▶ [Aim of the task] Search the material for the word "What" and copy each line that holds it.

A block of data
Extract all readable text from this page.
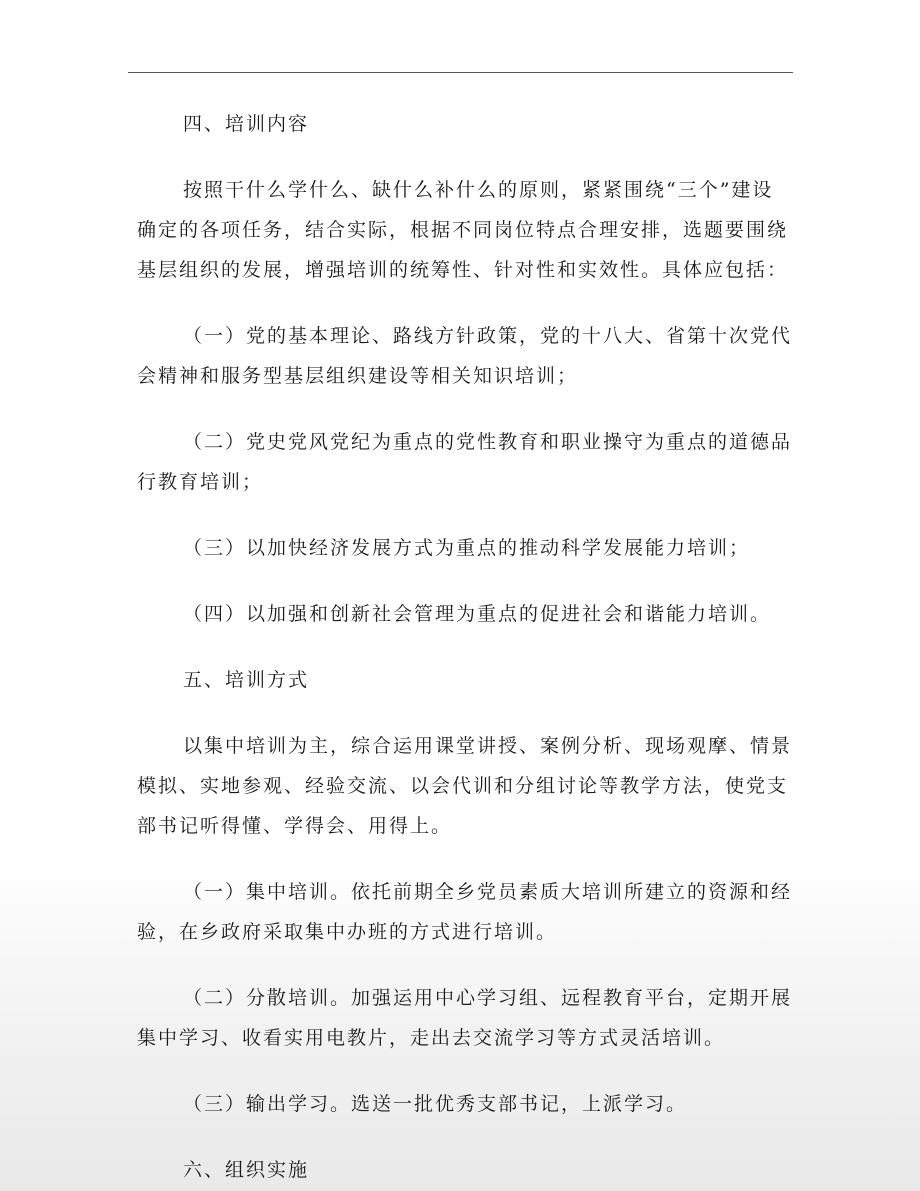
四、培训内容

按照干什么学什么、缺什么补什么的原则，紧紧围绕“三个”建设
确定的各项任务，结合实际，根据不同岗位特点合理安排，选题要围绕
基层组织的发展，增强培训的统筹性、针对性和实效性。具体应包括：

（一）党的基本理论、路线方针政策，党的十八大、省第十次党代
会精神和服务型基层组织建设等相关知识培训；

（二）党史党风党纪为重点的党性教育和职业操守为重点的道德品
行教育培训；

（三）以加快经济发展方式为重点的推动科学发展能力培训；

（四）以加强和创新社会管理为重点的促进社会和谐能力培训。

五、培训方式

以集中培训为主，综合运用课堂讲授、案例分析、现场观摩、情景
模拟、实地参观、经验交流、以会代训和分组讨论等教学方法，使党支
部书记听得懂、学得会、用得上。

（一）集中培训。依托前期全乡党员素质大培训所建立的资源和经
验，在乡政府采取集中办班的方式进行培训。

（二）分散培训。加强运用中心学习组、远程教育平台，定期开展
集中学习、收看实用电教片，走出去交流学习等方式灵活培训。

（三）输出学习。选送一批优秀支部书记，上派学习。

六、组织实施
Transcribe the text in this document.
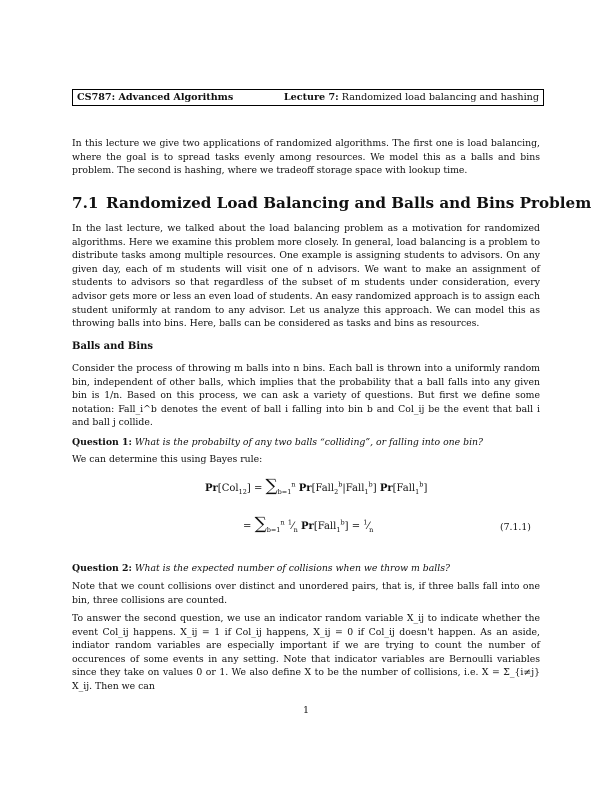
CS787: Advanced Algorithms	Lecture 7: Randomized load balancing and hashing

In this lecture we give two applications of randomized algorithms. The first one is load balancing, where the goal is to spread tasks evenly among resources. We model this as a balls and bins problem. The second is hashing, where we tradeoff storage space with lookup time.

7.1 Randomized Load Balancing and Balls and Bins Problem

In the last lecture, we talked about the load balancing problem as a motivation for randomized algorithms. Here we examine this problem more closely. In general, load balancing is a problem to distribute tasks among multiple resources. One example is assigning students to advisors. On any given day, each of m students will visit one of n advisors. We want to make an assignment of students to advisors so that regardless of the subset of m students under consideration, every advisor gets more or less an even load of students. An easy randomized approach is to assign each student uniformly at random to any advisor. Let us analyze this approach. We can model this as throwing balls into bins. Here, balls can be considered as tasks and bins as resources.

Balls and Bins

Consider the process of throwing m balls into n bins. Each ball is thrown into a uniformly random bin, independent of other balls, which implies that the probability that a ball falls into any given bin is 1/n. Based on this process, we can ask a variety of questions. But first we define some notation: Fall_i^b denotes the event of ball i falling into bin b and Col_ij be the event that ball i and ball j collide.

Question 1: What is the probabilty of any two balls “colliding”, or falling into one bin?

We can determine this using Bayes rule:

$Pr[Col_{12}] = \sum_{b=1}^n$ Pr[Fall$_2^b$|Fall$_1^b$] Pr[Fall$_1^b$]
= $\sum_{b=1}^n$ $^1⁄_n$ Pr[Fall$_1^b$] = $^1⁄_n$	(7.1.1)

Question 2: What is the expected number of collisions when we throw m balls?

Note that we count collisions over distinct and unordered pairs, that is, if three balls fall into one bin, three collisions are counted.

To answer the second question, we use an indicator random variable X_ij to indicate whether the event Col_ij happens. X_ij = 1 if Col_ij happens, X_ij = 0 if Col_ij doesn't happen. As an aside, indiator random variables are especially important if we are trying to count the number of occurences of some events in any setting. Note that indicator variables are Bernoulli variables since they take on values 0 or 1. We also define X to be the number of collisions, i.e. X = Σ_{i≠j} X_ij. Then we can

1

==

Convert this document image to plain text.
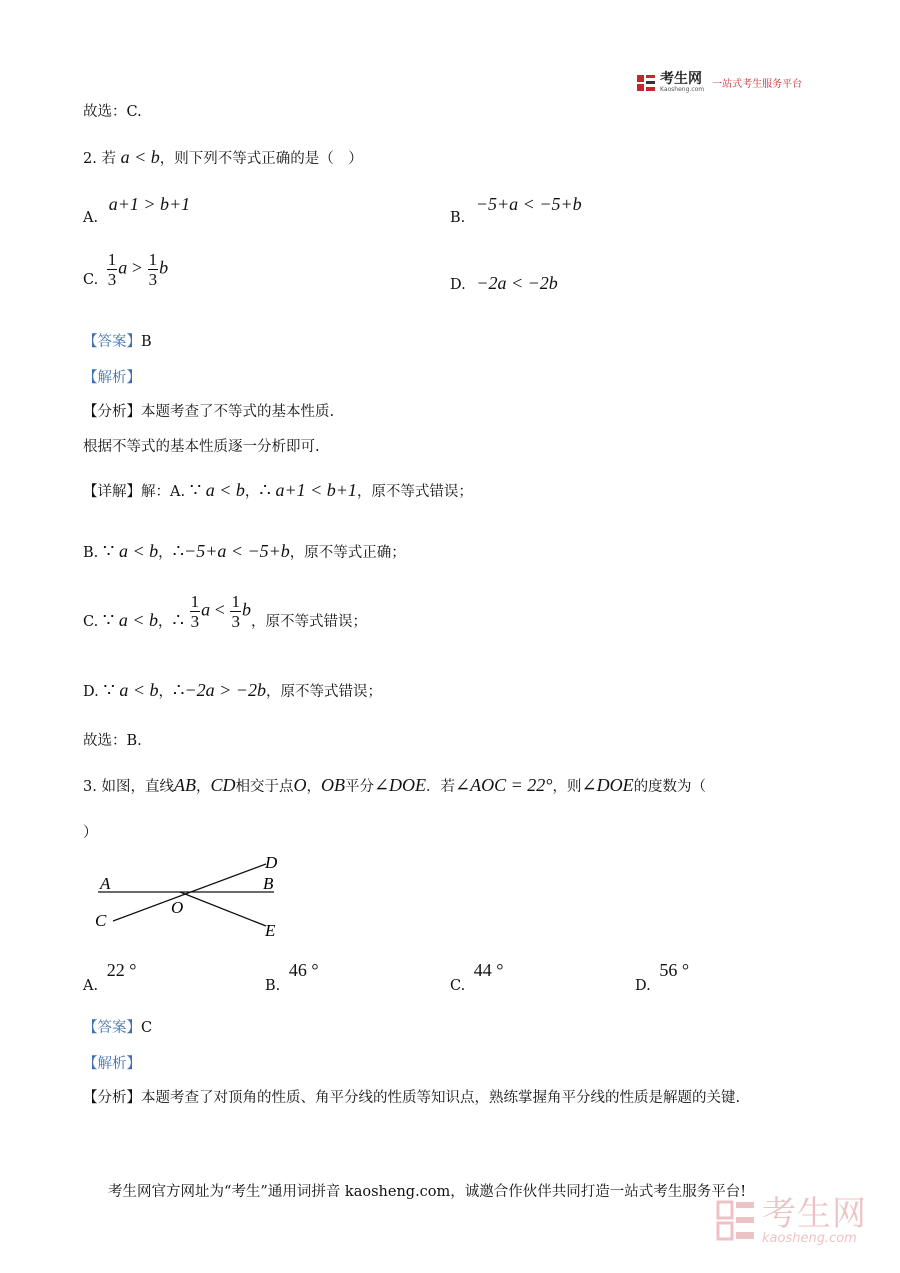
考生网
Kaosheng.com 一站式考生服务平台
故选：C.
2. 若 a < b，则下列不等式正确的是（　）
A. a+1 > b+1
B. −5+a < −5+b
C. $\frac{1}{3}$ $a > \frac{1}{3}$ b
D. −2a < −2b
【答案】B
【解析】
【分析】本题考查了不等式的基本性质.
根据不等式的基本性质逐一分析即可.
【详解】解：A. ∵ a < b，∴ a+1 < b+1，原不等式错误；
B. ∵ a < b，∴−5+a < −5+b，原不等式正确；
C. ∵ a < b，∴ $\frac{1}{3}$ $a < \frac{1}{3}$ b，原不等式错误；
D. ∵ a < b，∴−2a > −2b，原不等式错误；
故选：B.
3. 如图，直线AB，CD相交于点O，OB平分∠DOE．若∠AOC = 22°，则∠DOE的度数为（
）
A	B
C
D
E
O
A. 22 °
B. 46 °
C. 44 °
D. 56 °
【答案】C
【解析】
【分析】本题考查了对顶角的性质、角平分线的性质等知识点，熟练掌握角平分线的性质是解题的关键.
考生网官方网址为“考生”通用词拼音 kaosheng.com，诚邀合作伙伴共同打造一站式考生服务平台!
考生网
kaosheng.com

▶ [Final result]
Question 1: What is the probabilty of any two balls “colliding”, or falling into one bin?
Question 2: What is the expected number of collisions when we throw m balls?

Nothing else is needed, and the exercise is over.